[Excerpts from a figure dataset]

^^^^^^^^

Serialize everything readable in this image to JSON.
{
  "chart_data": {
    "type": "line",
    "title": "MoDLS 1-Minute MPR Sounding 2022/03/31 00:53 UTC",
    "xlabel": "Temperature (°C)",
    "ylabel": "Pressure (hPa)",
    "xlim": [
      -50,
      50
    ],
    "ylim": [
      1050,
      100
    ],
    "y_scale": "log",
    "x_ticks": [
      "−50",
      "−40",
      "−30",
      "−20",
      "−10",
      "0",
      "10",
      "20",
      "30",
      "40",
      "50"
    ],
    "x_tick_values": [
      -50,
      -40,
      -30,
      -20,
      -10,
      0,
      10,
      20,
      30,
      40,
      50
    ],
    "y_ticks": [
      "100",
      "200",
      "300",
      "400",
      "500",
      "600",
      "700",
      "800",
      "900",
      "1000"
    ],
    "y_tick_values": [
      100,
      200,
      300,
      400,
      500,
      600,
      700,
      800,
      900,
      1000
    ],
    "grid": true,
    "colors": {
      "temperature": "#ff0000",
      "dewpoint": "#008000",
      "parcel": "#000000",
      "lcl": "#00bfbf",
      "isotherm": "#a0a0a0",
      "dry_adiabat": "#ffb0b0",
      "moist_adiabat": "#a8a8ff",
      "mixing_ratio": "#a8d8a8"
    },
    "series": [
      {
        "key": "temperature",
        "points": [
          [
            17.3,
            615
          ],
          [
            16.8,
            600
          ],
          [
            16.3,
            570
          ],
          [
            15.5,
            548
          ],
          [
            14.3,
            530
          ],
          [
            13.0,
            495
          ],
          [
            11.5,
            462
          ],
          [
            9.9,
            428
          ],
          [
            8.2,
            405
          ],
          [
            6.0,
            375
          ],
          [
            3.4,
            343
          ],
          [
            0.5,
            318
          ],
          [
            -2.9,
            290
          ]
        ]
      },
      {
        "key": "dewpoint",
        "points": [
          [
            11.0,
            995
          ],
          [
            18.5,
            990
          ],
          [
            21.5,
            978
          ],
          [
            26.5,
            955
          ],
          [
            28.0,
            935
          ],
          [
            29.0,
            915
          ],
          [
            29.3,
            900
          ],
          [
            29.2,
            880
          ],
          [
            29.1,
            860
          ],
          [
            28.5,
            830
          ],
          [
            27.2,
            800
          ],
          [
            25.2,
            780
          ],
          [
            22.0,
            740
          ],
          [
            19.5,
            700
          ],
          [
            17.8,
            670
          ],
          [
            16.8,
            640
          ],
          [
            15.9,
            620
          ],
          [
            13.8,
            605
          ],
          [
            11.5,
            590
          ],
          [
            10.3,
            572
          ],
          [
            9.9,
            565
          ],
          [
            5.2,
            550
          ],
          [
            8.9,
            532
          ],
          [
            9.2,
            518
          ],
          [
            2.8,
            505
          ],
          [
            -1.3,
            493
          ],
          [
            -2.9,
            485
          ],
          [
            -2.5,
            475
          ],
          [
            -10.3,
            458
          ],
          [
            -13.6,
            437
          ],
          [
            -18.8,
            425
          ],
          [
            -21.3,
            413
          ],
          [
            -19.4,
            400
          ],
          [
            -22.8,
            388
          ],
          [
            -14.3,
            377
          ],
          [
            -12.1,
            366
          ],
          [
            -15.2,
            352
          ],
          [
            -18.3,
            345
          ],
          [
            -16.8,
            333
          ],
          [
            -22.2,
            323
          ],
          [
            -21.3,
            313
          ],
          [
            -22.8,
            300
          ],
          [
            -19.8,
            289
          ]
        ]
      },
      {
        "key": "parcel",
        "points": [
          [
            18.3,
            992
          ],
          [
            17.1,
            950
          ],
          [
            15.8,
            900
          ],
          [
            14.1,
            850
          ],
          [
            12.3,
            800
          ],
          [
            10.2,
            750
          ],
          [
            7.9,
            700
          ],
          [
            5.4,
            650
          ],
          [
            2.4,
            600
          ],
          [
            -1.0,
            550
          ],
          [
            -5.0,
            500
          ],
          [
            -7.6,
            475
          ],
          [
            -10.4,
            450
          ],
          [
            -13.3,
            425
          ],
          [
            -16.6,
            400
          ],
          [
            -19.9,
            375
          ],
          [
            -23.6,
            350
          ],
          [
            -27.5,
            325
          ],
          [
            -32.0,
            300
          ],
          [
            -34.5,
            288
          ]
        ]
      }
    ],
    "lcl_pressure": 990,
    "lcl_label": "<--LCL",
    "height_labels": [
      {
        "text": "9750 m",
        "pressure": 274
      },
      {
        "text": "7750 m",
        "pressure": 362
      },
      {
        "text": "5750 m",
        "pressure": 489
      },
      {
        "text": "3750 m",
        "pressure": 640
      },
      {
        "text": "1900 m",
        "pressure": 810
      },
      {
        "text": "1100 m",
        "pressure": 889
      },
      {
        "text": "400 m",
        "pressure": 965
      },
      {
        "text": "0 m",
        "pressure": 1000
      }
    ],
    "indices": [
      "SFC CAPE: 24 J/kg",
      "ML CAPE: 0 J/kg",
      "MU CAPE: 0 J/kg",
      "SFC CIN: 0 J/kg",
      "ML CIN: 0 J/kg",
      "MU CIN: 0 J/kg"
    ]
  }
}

^^^^^^^^

▸ **Aim of the exercise**
Write out every line of the preceding listing that contains "text".

▸ **Written answer**
        "text": "9750 m",
        "text": "7750 m",
        "text": "5750 m",
        "text": "3750 m",
        "text": "1900 m",
        "text": "1100 m",
        "text": "400 m",
        "text": "0 m",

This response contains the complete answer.